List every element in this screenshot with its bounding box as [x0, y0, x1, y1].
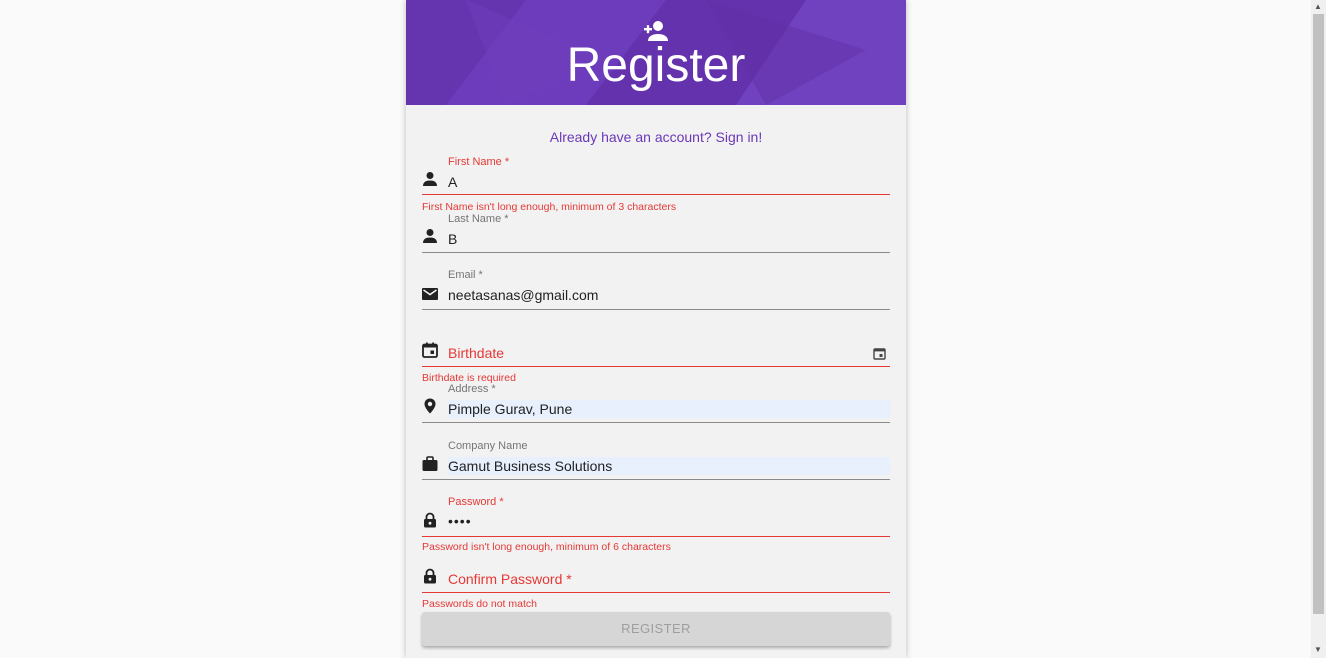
- password-label: Password *: [448, 496, 504, 508]
- password-error: Password isn't long enough, minimum of 6…: [422, 541, 671, 553]
- header-banner: Register: [406, 0, 906, 105]
- lock-icon: [424, 512, 436, 528]
- company-label: Company Name: [448, 440, 528, 452]
- calendar-icon: [422, 342, 438, 358]
- confirm-password-error: Passwords do not match: [422, 598, 537, 610]
- confirm-password-underline: [422, 592, 890, 593]
- password-field[interactable]: Password * •••• Password isn't long enou…: [422, 496, 890, 556]
- briefcase-icon: [422, 456, 438, 471]
- mail-icon: [422, 288, 438, 300]
- birthdate-underline: [422, 366, 890, 367]
- last-name-input[interactable]: B: [448, 230, 890, 248]
- birthdate-input[interactable]: Birthdate: [448, 344, 890, 362]
- first-name-error: First Name isn't long enough, minimum of…: [422, 201, 677, 213]
- company-field[interactable]: Company Name Gamut Business Solutions: [422, 440, 890, 482]
- password-input[interactable]: ••••: [448, 512, 890, 530]
- scrollbar-thumb[interactable]: [1313, 14, 1324, 614]
- first-name-underline: [422, 194, 890, 195]
- address-field[interactable]: Address * Pimple Gurav, Pune: [422, 383, 890, 425]
- address-input[interactable]: Pimple Gurav, Pune: [448, 400, 890, 418]
- password-underline: [422, 536, 890, 537]
- scroll-down-icon[interactable]: ▼: [1314, 645, 1322, 654]
- last-name-field[interactable]: Last Name * B: [422, 213, 890, 255]
- email-underline: [422, 309, 890, 310]
- first-name-input[interactable]: A: [448, 173, 890, 191]
- page-scrollbar[interactable]: ▲ ▼: [1311, 0, 1326, 658]
- email-field[interactable]: Email * neetasanas@gmail.com: [422, 269, 890, 311]
- confirm-password-field[interactable]: Confirm Password * Passwords do not matc…: [422, 566, 890, 612]
- sign-in-link[interactable]: Already have an account? Sign in!: [406, 129, 906, 145]
- first-name-label: First Name *: [448, 156, 510, 168]
- person-icon: [423, 229, 437, 243]
- company-input[interactable]: Gamut Business Solutions: [448, 457, 890, 475]
- last-name-label: Last Name *: [448, 213, 509, 225]
- page-title: Register: [566, 39, 746, 92]
- confirm-password-placeholder: Confirm Password *: [448, 571, 572, 587]
- first-name-field[interactable]: First Name * A First Name isn't long eno…: [422, 156, 890, 216]
- company-underline: [422, 479, 890, 480]
- last-name-underline: [422, 252, 890, 253]
- birthdate-placeholder: Birthdate: [448, 345, 505, 361]
- person-icon: [423, 172, 437, 186]
- register-button[interactable]: REGISTER: [422, 612, 890, 646]
- birthdate-field[interactable]: Birthdate Birthdate is required: [422, 330, 890, 385]
- lock-icon: [424, 568, 436, 584]
- register-card: Register Already have an account? Sign i…: [406, 0, 906, 658]
- address-underline: [422, 422, 890, 423]
- email-input[interactable]: neetasanas@gmail.com: [448, 286, 890, 304]
- email-label: Email *: [448, 269, 483, 281]
- address-label: Address *: [448, 383, 496, 395]
- location-pin-icon: [424, 398, 436, 414]
- date-picker-icon[interactable]: [873, 347, 886, 360]
- confirm-password-input[interactable]: Confirm Password *: [448, 570, 890, 588]
- scroll-up-icon[interactable]: ▲: [1314, 2, 1322, 11]
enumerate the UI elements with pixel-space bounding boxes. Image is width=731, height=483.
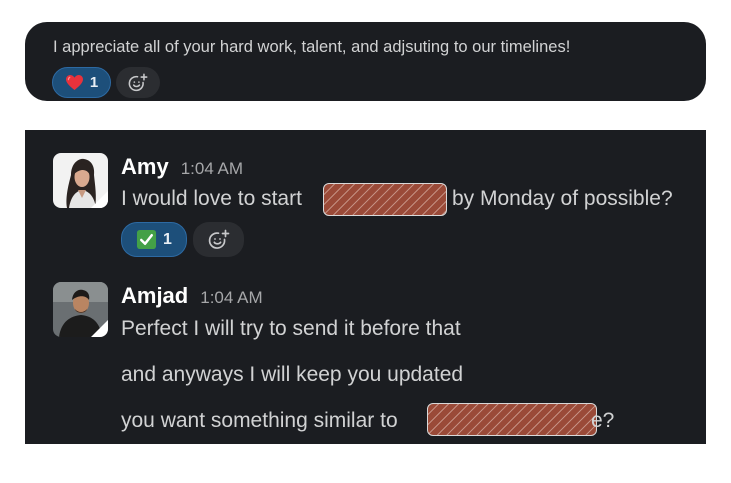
check-mark-icon	[137, 229, 157, 250]
amjad-message-line-2: and anyways I will keep you updated	[121, 363, 464, 386]
check-reaction-button[interactable]: 1	[121, 222, 187, 257]
add-reaction-button-amy[interactable]	[193, 222, 244, 257]
amjad-author-name[interactable]: Amjad	[121, 283, 188, 309]
amjad-message-line-3-start: you want something similar to	[121, 409, 398, 432]
amy-message-line-1-end: by Monday of possible?	[452, 187, 673, 210]
redacted-block	[323, 183, 447, 216]
amjad-avatar[interactable]	[53, 282, 108, 337]
amy-timestamp[interactable]: 1:04 AM	[181, 159, 243, 179]
amjad-avatar-image	[53, 282, 108, 337]
amy-message-header: Amy 1:04 AM	[121, 154, 243, 180]
amjad-message-header: Amjad 1:04 AM	[121, 283, 263, 309]
amjad-timestamp[interactable]: 1:04 AM	[200, 288, 262, 308]
heart-reaction-button[interactable]: 1	[52, 67, 111, 98]
check-reaction-count: 1	[163, 230, 172, 248]
amy-message-line-1-start: I would love to start	[121, 187, 302, 210]
amy-avatar-image	[53, 153, 108, 208]
add-emoji-icon	[128, 73, 148, 91]
top-message-text: I appreciate all of your hard work, tale…	[53, 38, 571, 56]
amy-author-name[interactable]: Amy	[121, 154, 169, 180]
amy-avatar[interactable]	[53, 153, 108, 208]
amjad-message-line-1: Perfect I will try to send it before tha…	[121, 317, 461, 340]
redacted-block	[427, 403, 597, 436]
heart-reaction-count: 1	[89, 74, 99, 91]
add-emoji-icon	[208, 229, 229, 249]
top-message: I appreciate all of your hard work, tale…	[25, 22, 706, 101]
add-reaction-button[interactable]	[116, 67, 160, 98]
amjad-message-line-3-end: e?	[591, 409, 615, 432]
heart-icon	[65, 74, 83, 91]
conversation-panel: Amy 1:04 AM I would love to start by Mon…	[25, 130, 706, 444]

▶ YOUR OBJECTIVE: Copy every line of the records above verbatim, leaving out the pictures.

▶ SOLUTION TO THIS TASK:
List every element in this screenshot with its bounding box as [x0, y0, x1, y1].
- password-label: Password *: [448, 496, 504, 508]
- password-error: Password isn't long enough, minimum of 6…: [422, 541, 671, 553]
- header-banner: Register: [406, 0, 906, 105]
- lock-icon: [424, 512, 436, 528]
- company-label: Company Name: [448, 440, 528, 452]
- calendar-icon: [422, 342, 438, 358]
- confirm-password-error: Passwords do not match: [422, 598, 537, 610]
- confirm-password-underline: [422, 592, 890, 593]
- password-field[interactable]: Password * •••• Password isn't long enou…: [422, 496, 890, 556]
- briefcase-icon: [422, 456, 438, 471]
- mail-icon: [422, 288, 438, 300]
- birthdate-underline: [422, 366, 890, 367]
- last-name-input[interactable]: B: [448, 230, 890, 248]
- birthdate-input[interactable]: Birthdate: [448, 344, 890, 362]
- first-name-error: First Name isn't long enough, minimum of…: [422, 201, 677, 213]
- company-field[interactable]: Company Name Gamut Business Solutions: [422, 440, 890, 482]
- password-input[interactable]: ••••: [448, 512, 890, 530]
- scrollbar-thumb[interactable]: [1313, 14, 1324, 614]
- first-name-underline: [422, 194, 890, 195]
- address-field[interactable]: Address * Pimple Gurav, Pune: [422, 383, 890, 425]
- address-input[interactable]: Pimple Gurav, Pune: [448, 400, 890, 418]
- password-underline: [422, 536, 890, 537]
- scroll-down-icon[interactable]: ▼: [1314, 645, 1322, 654]
- last-name-field[interactable]: Last Name * B: [422, 213, 890, 255]
- email-underline: [422, 309, 890, 310]
- first-name-input[interactable]: A: [448, 173, 890, 191]
- page-scrollbar[interactable]: ▲ ▼: [1311, 0, 1326, 658]
- email-field[interactable]: Email * neetasanas@gmail.com: [422, 269, 890, 311]
- confirm-password-field[interactable]: Confirm Password * Passwords do not matc…: [422, 566, 890, 612]
- sign-in-link[interactable]: Already have an account? Sign in!: [406, 129, 906, 145]
- first-name-label: First Name *: [448, 156, 510, 168]
- person-icon: [423, 229, 437, 243]
- company-input[interactable]: Gamut Business Solutions: [448, 457, 890, 475]
- last-name-label: Last Name *: [448, 213, 509, 225]
- page-title: Register: [566, 39, 746, 92]
- confirm-password-placeholder: Confirm Password *: [448, 571, 572, 587]
- first-name-field[interactable]: First Name * A First Name isn't long eno…: [422, 156, 890, 216]
- company-underline: [422, 479, 890, 480]
- last-name-underline: [422, 252, 890, 253]
- birthdate-placeholder: Birthdate: [448, 345, 505, 361]
- person-icon: [423, 172, 437, 186]
- register-button[interactable]: REGISTER: [422, 612, 890, 646]
- birthdate-field[interactable]: Birthdate Birthdate is required: [422, 330, 890, 385]
- lock-icon: [424, 568, 436, 584]
- register-card: Register Already have an account? Sign i…: [406, 0, 906, 658]
- address-underline: [422, 422, 890, 423]
- email-input[interactable]: neetasanas@gmail.com: [448, 286, 890, 304]
- email-label: Email *: [448, 269, 483, 281]
- address-label: Address *: [448, 383, 496, 395]
- location-pin-icon: [424, 398, 436, 414]
- date-picker-icon[interactable]: [873, 347, 886, 360]
- confirm-password-input[interactable]: Confirm Password *: [448, 570, 890, 588]
- scroll-up-icon[interactable]: ▲: [1314, 2, 1322, 11]
enumerate the UI elements with pixel-space bounding boxes. Image is width=731, height=483.
check-mark-icon	[137, 229, 157, 250]
amjad-message-line-2: and anyways I will keep you updated	[121, 363, 464, 386]
check-reaction-button[interactable]: 1	[121, 222, 187, 257]
add-reaction-button-amy[interactable]	[193, 222, 244, 257]
amjad-author-name[interactable]: Amjad	[121, 283, 188, 309]
amjad-message-line-3-start: you want something similar to	[121, 409, 398, 432]
amy-message-line-1-end: by Monday of possible?	[452, 187, 673, 210]
redacted-block	[323, 183, 447, 216]
amjad-avatar[interactable]	[53, 282, 108, 337]
amy-timestamp[interactable]: 1:04 AM	[181, 159, 243, 179]
amjad-avatar-image	[53, 282, 108, 337]
amy-message-header: Amy 1:04 AM	[121, 154, 243, 180]
amjad-message-header: Amjad 1:04 AM	[121, 283, 263, 309]
amjad-timestamp[interactable]: 1:04 AM	[200, 288, 262, 308]
heart-reaction-button[interactable]: 1	[52, 67, 111, 98]
check-reaction-count: 1	[163, 230, 172, 248]
amy-message-line-1-start: I would love to start	[121, 187, 302, 210]
amy-avatar-image	[53, 153, 108, 208]
add-emoji-icon	[128, 73, 148, 91]
top-message-text: I appreciate all of your hard work, tale…	[53, 38, 571, 56]
amy-author-name[interactable]: Amy	[121, 154, 169, 180]
amy-avatar[interactable]	[53, 153, 108, 208]
amjad-message-line-1: Perfect I will try to send it before tha…	[121, 317, 461, 340]
redacted-block	[427, 403, 597, 436]
heart-reaction-count: 1	[89, 74, 99, 91]
add-emoji-icon	[208, 229, 229, 249]
top-message: I appreciate all of your hard work, tale…	[25, 22, 706, 101]
add-reaction-button[interactable]	[116, 67, 160, 98]
amjad-message-line-3-end: e?	[591, 409, 615, 432]
heart-icon	[65, 74, 83, 91]
conversation-panel: Amy 1:04 AM I would love to start by Mon…	[25, 130, 706, 444]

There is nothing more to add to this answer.